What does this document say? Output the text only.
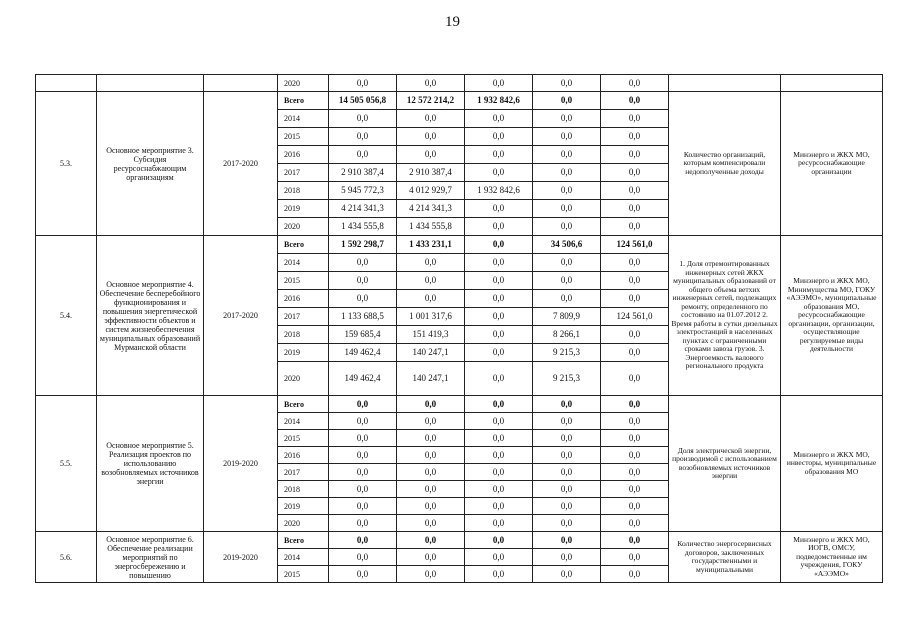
19
			2020	0,0	0,0	0,0	0,0	0,0		
5.3.	Основное мероприятие 3. Субсидия ресурсоснабжающим организациям	2017-2020	Всего	14 505 056,8	12 572 214,2	1 932 842,6	0,0	0,0	Количество организаций, которым компенсировали недополученные доходы	Минэнерго и ЖКХ МО, ресурсоснабжающие организации
			2014	0,0	0,0	0,0	0,0	0,0		
			2015	0,0	0,0	0,0	0,0	0,0		
			2016	0,0	0,0	0,0	0,0	0,0		
			2017	2 910 387,4	2 910 387,4	0,0	0,0	0,0		
			2018	5 945 772,3	4 012 929,7	1 932 842,6	0,0	0,0		
			2019	4 214 341,3	4 214 341,3	0,0	0,0	0,0		
			2020	1 434 555,8	1 434 555,8	0,0	0,0	0,0		
5.4.	Основное мероприятие 4. Обеспечение бесперебойного функционирования и повышения энергетической эффективности объектов и систем жизнеобеспечения муниципальных образований Мурманской области	2017-2020	Всего	1 592 298,7	1 433 231,1	0,0	34 506,6	124 561,0	1. Доля отремонтированных инженерных сетей ЖКХ муниципальных образований от общего объема ветхих инженерных сетей, подлежащих ремонту, определенного по состоянию на 01.07.2012 2. Время работы в сутки дизельных электростанций в населенных пунктах с ограниченными сроками завоза грузов. 3. Энергоемкость валового регионального продукта	Минэнерго и ЖКХ МО, Минимущества МО, ГОКУ «АЭЭМО», муниципальные образования МО, ресурсоснабжающие организации, организации, осуществляющие регулируемые виды деятельности
			2014	0,0	0,0	0,0	0,0	0,0		
			2015	0,0	0,0	0,0	0,0	0,0		
			2016	0,0	0,0	0,0	0,0	0,0		
			2017	1 133 688,5	1 001 317,6	0,0	7 809,9	124 561,0		
			2018	159 685,4	151 419,3	0,0	8 266,1	0,0		
			2019	149 462,4	140 247,1	0,0	9 215,3	0,0		
			2020	149 462,4	140 247,1	0,0	9 215,3	0,0		
5.5.	Основное мероприятие 5. Реализация проектов по использованию возобновляемых источников энергии	2019-2020	Всего	0,0	0,0	0,0	0,0	0,0	Доля электрической энергии, производимой с использованием возобновляемых источников энергии	Минэнерго и ЖКХ МО, инвесторы, муниципальные образования МО
			2014	0,0	0,0	0,0	0,0	0,0		
			2015	0,0	0,0	0,0	0,0	0,0		
			2016	0,0	0,0	0,0	0,0	0,0		
			2017	0,0	0,0	0,0	0,0	0,0		
			2018	0,0	0,0	0,0	0,0	0,0		
			2019	0,0	0,0	0,0	0,0	0,0		
			2020	0,0	0,0	0,0	0,0	0,0		
5.6.	Основное мероприятие 6. Обеспечение реализации мероприятий по энергосбережению и повышению	2019-2020	Всего	0,0	0,0	0,0	0,0	0,0	Количество энергосервисных договоров, заключенных государственными и муниципальными	Минэнерго и ЖКХ МО, ИОГВ, ОМСУ, подведомственные им учреждения, ГОКУ «АЭЭМО»
			2014	0,0	0,0	0,0	0,0	0,0		
			2015	0,0	0,0	0,0	0,0	0,0		
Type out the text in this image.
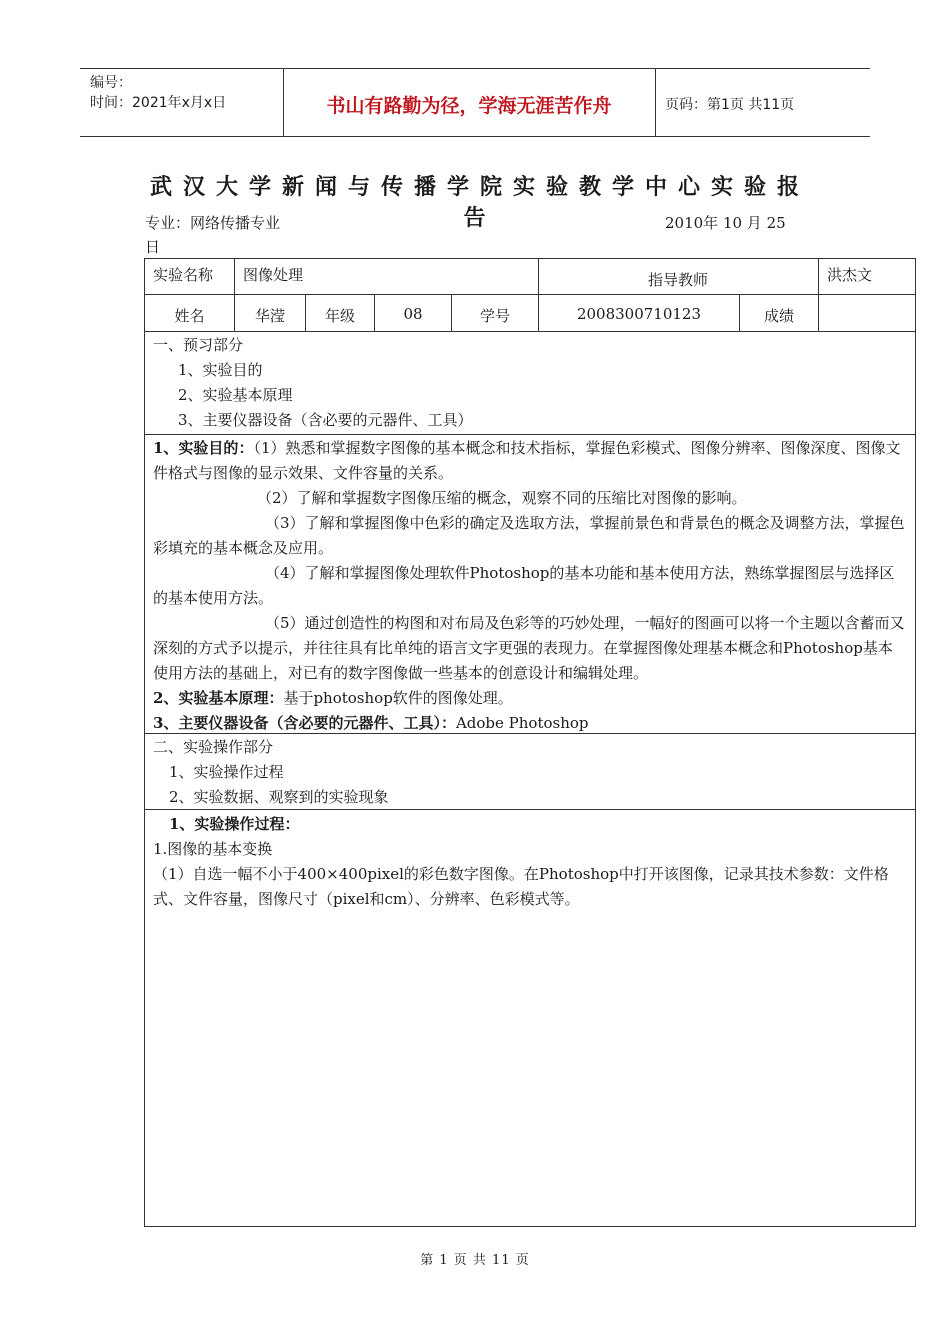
编号：
时间：2021年x月x日	书山有路勤为径，学海无涯苦作舟	页码：第1页 共11页
武汉大学新闻与传播学院实验教学中心实验报告
专业：网络传播专业	2010年 10 月 25
日
实验名称 图像处理	指导教师	洪杰文
姓名	华滢	年级	08	学号	2008300710123	成绩

一、预习部分

1、实验目的

2、实验基本原理

3、主要仪器设备（含必要的元器件、工具）

1、实验目的：（1）熟悉和掌握数字图像的基本概念和技术指标，掌握色彩模式、图像分辨率、图像深度、图像文件格式与图像的显示效果、文件容量的关系。

（2）了解和掌握数字图像压缩的概念，观察不同的压缩比对图像的影响。

（3）了解和掌握图像中色彩的确定及选取方法，掌握前景色和背景色的概念及调整方法，掌握色彩填充的基本概念及应用。

（4）了解和掌握图像处理软件Photoshop的基本功能和基本使用方法，熟练掌握图层与选择区的基本使用方法。

（5）通过创造性的构图和对布局及色彩等的巧妙处理，一幅好的图画可以将一个主题以含蓄而又深刻的方式予以提示，并往往具有比单纯的语言文字更强的表现力。在掌握图像处理基本概念和Photoshop基本使用方法的基础上，对已有的数字图像做一些基本的创意设计和编辑处理。

2、实验基本原理：基于photoshop软件的图像处理。

3、主要仪器设备（含必要的元器件、工具）：Adobe Photoshop

二、实验操作部分

1、实验操作过程

2、实验数据、观察到的实验现象

1、实验操作过程：

1.图像的基本变换

（1）自选一幅不小于400×400pixel的彩色数字图像。在Photoshop中打开该图像，记录其技术参数：文件格式、文件容量，图像尺寸（pixel和cm）、分辨率、色彩模式等。

第 1 页 共 11 页
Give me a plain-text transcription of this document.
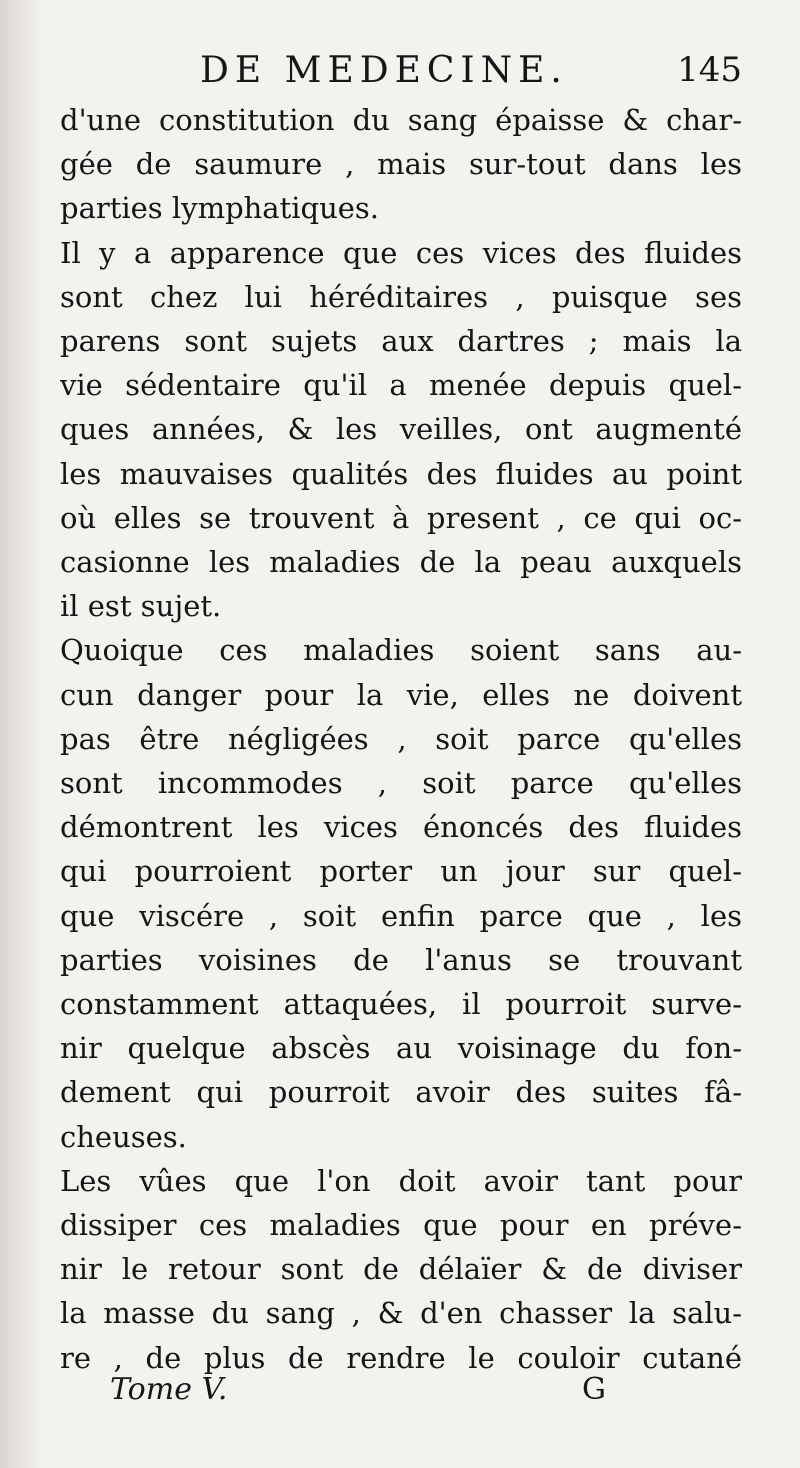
DE MEDECINE.	145
d'une constitution du sang épaisse & char-
gée de saumure , mais sur-tout dans les
parties lymphatiques.
Il y a apparence que ces vices des fluides
sont chez lui héréditaires , puisque ses
parens sont sujets aux dartres ; mais la
vie sédentaire qu'il a menée depuis quel-
ques années, & les veilles, ont augmenté
les mauvaises qualités des fluides au point
où elles se trouvent à present , ce qui oc-
casionne les maladies de la peau auxquels
il est sujet.
Quoique ces maladies soient sans au-
cun danger pour la vie, elles ne doivent
pas être négligées , soit parce qu'elles
sont incommodes , soit parce qu'elles
démontrent les vices énoncés des fluides
qui pourroient porter un jour sur quel-
que viscére , soit enfin parce que , les
parties voisines de l'anus se trouvant
constamment attaquées, il pourroit surve-
nir quelque abscès au voisinage du fon-
dement qui pourroit avoir des suites fâ-
cheuses.
Les vûes que l'on doit avoir tant pour
dissiper ces maladies que pour en préve-
nir le retour sont de délaïer & de diviser
la masse du sang , & d'en chasser la salu-
re , de plus de rendre le couloir cutané
Tome V.	G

- _OBJECTIVE_: State how many lines of the listing hold the string "mais"; reply with the number and nothing else.

- _EXERCISE SOLUTION_: 2